** TASK REQUIREMENTS **
Filter the records for lines holding the string "value".

--- BEGIN SOURCE MATERIAL ---

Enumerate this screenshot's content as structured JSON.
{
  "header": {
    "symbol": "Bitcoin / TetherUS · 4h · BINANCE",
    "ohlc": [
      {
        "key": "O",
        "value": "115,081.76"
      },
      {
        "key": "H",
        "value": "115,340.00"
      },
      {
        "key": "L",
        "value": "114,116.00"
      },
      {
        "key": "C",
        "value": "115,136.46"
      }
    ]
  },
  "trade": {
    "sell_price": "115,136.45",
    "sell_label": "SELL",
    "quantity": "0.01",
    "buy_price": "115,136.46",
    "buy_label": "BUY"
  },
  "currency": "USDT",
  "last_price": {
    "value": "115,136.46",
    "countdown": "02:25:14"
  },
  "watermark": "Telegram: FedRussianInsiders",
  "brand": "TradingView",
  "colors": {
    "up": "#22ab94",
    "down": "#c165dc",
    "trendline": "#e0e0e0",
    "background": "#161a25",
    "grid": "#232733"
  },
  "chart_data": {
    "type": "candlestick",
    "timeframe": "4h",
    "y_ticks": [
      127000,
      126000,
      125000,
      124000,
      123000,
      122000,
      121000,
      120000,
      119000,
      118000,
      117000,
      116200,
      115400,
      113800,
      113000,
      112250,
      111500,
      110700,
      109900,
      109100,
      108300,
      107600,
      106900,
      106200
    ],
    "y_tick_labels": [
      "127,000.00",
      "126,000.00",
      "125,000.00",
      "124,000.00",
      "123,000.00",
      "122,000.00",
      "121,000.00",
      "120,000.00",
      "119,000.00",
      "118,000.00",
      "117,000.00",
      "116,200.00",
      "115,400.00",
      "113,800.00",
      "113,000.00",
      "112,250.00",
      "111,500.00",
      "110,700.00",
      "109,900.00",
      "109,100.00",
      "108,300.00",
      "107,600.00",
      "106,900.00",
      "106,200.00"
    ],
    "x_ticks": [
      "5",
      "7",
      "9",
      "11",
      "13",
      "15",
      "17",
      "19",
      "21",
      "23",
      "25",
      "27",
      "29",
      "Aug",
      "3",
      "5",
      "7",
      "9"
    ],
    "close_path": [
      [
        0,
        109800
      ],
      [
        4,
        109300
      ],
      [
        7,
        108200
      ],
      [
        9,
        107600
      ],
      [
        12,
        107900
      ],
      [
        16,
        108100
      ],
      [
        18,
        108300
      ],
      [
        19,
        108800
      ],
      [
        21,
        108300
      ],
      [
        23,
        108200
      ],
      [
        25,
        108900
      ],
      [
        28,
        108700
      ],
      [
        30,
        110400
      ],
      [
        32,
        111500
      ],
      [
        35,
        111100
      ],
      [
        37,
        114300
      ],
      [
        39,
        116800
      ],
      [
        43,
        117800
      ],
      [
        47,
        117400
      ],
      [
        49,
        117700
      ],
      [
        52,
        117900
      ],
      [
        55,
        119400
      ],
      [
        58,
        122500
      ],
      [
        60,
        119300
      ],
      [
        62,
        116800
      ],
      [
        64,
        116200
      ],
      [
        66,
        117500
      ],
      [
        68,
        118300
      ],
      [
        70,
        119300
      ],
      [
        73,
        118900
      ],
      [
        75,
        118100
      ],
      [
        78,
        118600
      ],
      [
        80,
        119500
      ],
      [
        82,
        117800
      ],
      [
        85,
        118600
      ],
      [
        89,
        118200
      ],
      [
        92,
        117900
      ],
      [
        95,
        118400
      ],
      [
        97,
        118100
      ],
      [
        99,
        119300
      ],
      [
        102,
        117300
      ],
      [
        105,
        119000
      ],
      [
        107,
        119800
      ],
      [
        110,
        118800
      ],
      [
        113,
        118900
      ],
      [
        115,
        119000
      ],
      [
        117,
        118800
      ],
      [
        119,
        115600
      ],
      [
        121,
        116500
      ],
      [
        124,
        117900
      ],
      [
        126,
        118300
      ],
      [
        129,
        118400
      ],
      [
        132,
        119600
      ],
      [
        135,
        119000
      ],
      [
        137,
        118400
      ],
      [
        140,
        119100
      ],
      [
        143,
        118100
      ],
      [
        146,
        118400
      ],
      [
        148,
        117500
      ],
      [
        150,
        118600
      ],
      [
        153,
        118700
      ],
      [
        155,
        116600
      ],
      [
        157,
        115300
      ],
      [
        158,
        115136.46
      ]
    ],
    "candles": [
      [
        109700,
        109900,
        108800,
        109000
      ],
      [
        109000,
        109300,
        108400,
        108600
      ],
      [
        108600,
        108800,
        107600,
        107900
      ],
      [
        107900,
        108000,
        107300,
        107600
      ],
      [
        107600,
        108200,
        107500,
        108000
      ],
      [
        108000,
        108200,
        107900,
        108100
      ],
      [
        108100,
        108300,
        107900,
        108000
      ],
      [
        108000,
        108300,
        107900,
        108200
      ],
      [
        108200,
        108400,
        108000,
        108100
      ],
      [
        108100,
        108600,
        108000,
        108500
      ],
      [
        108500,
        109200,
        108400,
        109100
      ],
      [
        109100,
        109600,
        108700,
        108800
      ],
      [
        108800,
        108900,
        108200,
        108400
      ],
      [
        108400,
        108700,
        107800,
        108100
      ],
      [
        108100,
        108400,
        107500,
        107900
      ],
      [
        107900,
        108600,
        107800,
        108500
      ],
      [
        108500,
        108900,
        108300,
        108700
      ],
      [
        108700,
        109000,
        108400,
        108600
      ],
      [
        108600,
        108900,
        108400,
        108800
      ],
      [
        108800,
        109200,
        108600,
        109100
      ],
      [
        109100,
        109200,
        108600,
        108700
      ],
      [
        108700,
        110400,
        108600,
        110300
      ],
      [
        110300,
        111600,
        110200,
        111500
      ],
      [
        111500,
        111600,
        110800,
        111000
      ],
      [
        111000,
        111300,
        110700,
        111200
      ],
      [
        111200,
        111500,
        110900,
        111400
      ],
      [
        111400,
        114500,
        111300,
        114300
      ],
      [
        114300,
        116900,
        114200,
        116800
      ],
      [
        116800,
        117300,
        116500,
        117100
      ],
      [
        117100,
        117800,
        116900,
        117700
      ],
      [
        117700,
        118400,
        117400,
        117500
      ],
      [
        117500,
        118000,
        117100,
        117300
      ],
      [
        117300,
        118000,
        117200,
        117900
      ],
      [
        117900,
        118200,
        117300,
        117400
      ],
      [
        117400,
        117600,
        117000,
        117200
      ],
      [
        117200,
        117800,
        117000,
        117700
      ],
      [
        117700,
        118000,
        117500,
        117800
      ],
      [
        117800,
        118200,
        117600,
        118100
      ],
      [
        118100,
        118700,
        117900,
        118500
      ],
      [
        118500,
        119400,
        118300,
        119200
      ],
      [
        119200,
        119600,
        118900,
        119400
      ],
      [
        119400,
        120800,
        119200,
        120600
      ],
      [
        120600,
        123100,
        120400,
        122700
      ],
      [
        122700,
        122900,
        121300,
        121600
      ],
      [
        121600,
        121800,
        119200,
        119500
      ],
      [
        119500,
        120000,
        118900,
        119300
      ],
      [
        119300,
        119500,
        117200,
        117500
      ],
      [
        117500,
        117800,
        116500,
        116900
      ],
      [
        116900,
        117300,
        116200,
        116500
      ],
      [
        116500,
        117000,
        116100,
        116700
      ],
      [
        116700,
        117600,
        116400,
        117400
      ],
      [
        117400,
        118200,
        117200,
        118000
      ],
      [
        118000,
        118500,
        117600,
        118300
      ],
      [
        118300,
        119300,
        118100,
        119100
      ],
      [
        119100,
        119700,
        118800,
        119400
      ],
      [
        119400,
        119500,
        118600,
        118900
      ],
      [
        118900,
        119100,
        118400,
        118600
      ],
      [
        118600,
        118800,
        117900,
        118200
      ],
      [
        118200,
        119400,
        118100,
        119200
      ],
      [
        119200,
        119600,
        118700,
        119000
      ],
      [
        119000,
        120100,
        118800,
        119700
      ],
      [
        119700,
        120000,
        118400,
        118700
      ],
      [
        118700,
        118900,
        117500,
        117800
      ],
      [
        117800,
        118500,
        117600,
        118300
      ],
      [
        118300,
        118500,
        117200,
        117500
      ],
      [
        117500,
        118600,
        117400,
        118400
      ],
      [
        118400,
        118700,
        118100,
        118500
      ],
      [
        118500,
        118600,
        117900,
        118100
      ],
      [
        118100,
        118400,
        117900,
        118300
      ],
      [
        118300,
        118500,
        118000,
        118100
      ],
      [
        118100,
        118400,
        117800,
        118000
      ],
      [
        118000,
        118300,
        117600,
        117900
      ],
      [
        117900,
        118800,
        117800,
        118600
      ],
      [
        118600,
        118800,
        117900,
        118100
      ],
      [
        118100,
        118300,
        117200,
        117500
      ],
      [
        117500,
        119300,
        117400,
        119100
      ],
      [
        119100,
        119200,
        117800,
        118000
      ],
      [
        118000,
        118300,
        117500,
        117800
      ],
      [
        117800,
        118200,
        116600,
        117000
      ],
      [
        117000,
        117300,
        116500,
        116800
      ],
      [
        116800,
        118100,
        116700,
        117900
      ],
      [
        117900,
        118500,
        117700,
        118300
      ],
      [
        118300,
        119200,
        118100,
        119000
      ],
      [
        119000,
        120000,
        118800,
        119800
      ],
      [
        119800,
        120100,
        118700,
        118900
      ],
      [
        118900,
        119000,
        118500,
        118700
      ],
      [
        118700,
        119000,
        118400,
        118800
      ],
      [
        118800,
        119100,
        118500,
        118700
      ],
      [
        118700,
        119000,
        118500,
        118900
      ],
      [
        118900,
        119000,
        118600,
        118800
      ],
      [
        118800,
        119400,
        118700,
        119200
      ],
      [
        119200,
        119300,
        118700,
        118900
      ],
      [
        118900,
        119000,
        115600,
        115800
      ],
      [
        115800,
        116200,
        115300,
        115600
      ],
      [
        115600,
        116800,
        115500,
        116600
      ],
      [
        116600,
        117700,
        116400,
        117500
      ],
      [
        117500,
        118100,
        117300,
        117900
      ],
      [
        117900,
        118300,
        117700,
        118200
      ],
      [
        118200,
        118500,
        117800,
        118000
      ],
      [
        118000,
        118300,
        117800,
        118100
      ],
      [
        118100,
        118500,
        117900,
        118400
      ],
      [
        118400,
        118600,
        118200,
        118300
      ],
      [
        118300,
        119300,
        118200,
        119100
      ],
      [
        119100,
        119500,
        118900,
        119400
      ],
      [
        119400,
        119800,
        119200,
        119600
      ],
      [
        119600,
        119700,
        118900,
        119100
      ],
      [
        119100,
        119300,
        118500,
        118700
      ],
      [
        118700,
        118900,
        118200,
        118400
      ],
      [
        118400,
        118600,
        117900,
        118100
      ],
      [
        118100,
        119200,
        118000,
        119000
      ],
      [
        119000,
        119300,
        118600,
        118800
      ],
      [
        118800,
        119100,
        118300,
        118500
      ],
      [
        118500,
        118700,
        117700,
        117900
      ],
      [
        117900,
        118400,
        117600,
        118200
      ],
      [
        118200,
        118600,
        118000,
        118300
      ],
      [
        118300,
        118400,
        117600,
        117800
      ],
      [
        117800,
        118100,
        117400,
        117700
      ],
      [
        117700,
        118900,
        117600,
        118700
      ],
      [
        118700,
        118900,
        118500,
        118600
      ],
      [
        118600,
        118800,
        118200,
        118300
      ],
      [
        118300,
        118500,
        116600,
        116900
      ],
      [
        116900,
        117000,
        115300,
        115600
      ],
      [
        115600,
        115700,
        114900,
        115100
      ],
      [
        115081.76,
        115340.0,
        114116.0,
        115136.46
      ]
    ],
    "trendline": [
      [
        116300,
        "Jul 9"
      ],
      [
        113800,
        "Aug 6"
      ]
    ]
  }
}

--- END SOURCE MATERIAL ---

** RESULT **
        "value": "115,081.76"
        "value": "115,340.00"
        "value": "114,116.00"
        "value": "115,136.46"
    "value": "115,136.46",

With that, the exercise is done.